STATED GOAL —
Extract all lines from the data beneath that include the word "пакеты".

——

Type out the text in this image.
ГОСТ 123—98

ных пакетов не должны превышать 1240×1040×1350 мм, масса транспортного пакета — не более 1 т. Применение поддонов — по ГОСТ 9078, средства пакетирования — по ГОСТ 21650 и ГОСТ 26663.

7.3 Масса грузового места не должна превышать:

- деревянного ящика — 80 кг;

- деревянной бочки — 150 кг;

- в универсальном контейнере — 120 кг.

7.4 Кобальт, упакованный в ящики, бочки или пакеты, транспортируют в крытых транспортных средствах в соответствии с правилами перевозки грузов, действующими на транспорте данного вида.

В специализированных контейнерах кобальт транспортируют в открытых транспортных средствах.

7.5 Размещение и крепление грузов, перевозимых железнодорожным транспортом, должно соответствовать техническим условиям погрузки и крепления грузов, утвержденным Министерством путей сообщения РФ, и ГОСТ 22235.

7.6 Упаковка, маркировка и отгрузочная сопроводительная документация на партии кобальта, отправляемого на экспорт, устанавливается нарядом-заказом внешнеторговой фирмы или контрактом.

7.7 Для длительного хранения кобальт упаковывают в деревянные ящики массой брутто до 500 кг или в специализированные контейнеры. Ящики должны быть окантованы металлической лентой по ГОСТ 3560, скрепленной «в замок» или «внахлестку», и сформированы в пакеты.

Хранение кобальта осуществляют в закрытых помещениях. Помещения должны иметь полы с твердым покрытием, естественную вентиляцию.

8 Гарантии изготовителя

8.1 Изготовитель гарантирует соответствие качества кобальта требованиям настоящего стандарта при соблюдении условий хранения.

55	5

——

TASK RESULT —
7.4 Кобальт, упакованный в ящики, бочки или пакеты, транспортируют в крытых транспортных средствах в соответствии с правилами перевозки грузов, действующими на транспорте данного вида.
7.7 Для длительного хранения кобальт упаковывают в деревянные ящики массой брутто до 500 кг или в специализированные контейнеры. Ящики должны быть окантованы металлической лентой по ГОСТ 3560, скрепленной «в замок» или «внахлестку», и сформированы в пакеты.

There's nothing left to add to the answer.